* _EXERCISE GOAL_
From the records below, extract all the text exactly and leave the images behind.

* _GIVEN RECORDS_

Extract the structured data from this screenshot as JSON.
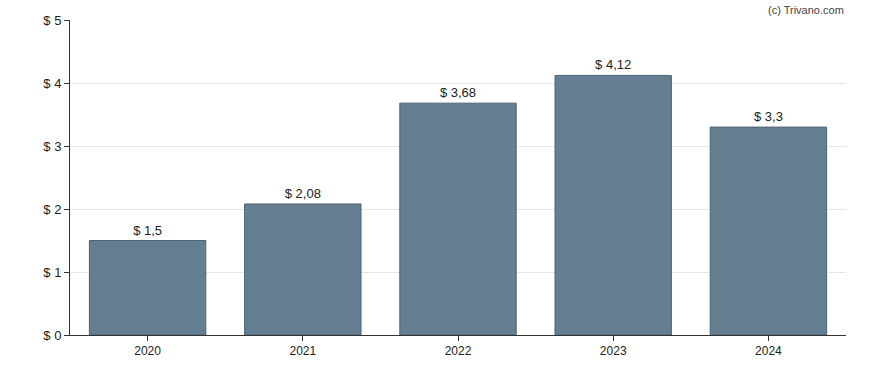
{
  "chart_data": {
    "type": "bar",
    "categories": [
      "2020",
      "2021",
      "2022",
      "2023",
      "2024"
    ],
    "values": [
      1.5,
      2.08,
      3.68,
      4.12,
      3.3
    ],
    "value_labels": [
      "$ 1,5",
      "$ 2,08",
      "$ 3,68",
      "$ 4,12",
      "$ 3,3"
    ],
    "data_labels": true,
    "color": "#647f91",
    "ylim": [
      0,
      5
    ],
    "yticks": [
      {
        "value": 0,
        "label": "$ 0"
      },
      {
        "value": 1,
        "label": "$ 1"
      },
      {
        "value": 2,
        "label": "$ 2"
      },
      {
        "value": 3,
        "label": "$ 3"
      },
      {
        "value": 4,
        "label": "$ 4"
      },
      {
        "value": 5,
        "label": "$ 5"
      }
    ],
    "grid": true,
    "annotations": [
      "(c) Trivano.com"
    ]
  }
}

* _SOLUTION TO THE EXERCISE_
Extract the structured data from this screenshot as JSON.
{
  "chart_data": {
    "type": "bar",
    "categories": [
      "2020",
      "2021",
      "2022",
      "2023",
      "2024"
    ],
    "values": [
      1.5,
      2.08,
      3.68,
      4.12,
      3.3
    ],
    "value_labels": [
      "$ 1,5",
      "$ 2,08",
      "$ 3,68",
      "$ 4,12",
      "$ 3,3"
    ],
    "data_labels": true,
    "color": "#647f91",
    "ylim": [
      0,
      5
    ],
    "yticks": [
      {
        "value": 0,
        "label": "$ 0"
      },
      {
        "value": 1,
        "label": "$ 1"
      },
      {
        "value": 2,
        "label": "$ 2"
      },
      {
        "value": 3,
        "label": "$ 3"
      },
      {
        "value": 4,
        "label": "$ 4"
      },
      {
        "value": 5,
        "label": "$ 5"
      }
    ],
    "grid": true,
    "annotations": [
      "(c) Trivano.com"
    ]
  }
}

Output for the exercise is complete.